Request: The records below are to be copied word for word, with every picture left out.

········

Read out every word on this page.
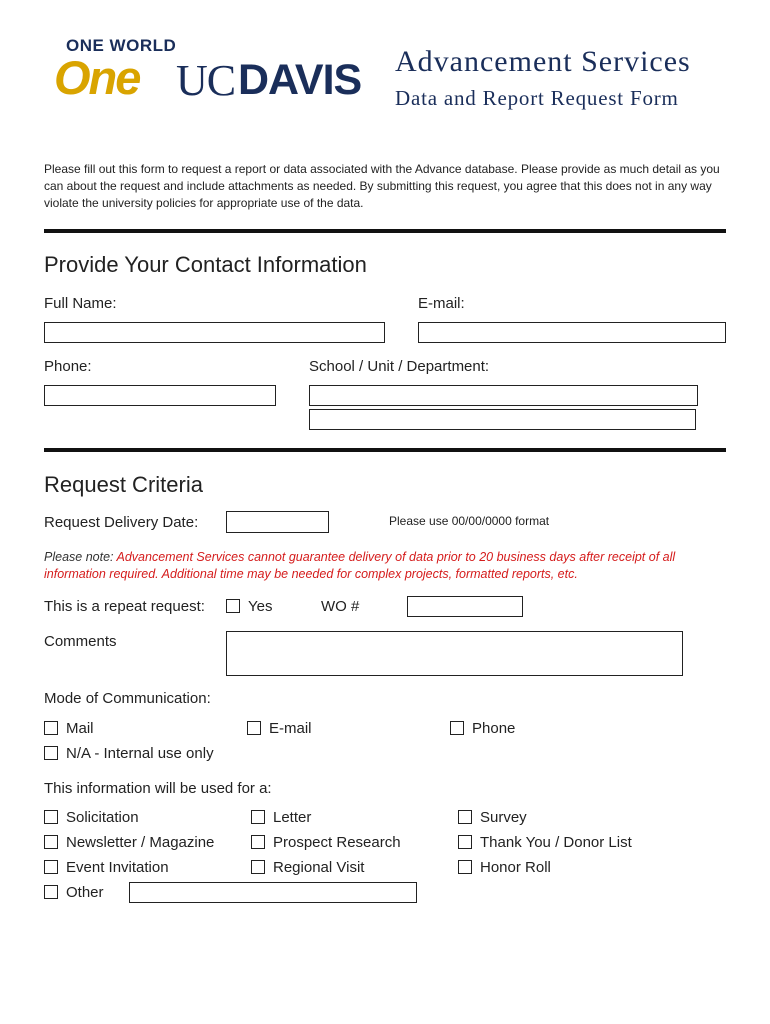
ONE WORLD
One UC DAVIS Advancement Services
Data and Report Request Form
Please fill out this form to request a report or data associated with the Advance database. Please provide as much detail as you can about the request and include attachments as needed. By submitting this request, you agree that this does not in any way violate the university policies for appropriate use of the data.
Provide Your Contact Information
Full Name:	E-mail:
Phone:	School / Unit / Department:
Request Criteria
Request Delivery Date:	Please use 00/00/0000 format
Please note: Advancement Services cannot guarantee delivery of data prior to 20 business days after receipt of all information required. Additional time may be needed for complex projects, formatted reports, etc.
This is a repeat request:	Yes	WO #
Comments
Mode of Communication:
Mail	E-mail	Phone
N/A - Internal use only
This information will be used for a:
Solicitation	Letter	Survey
Newsletter / Magazine	Prospect Research	Thank You / Donor List
Event Invitation	Regional Visit	Honor Roll
Other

········

Answer to this problem:
Read out every word on this page.
ONE WORLD
One UC DAVIS Advancement Services
Data and Report Request Form
Please fill out this form to request a report or data associated with the Advance database. Please provide as much detail as you can about the request and include attachments as needed. By submitting this request, you agree that this does not in any way violate the university policies for appropriate use of the data.
Provide Your Contact Information
Full Name:	E-mail:
Phone:	School / Unit / Department:
Request Criteria
Request Delivery Date:	Please use 00/00/0000 format
Please note: Advancement Services cannot guarantee delivery of data prior to 20 business days after receipt of all information required. Additional time may be needed for complex projects, formatted reports, etc.
This is a repeat request:	Yes	WO #
Comments
Mode of Communication:
Mail	E-mail	Phone
N/A - Internal use only
This information will be used for a:
Solicitation	Letter	Survey
Newsletter / Magazine	Prospect Research	Thank You / Donor List
Event Invitation	Regional Visit	Honor Roll
Other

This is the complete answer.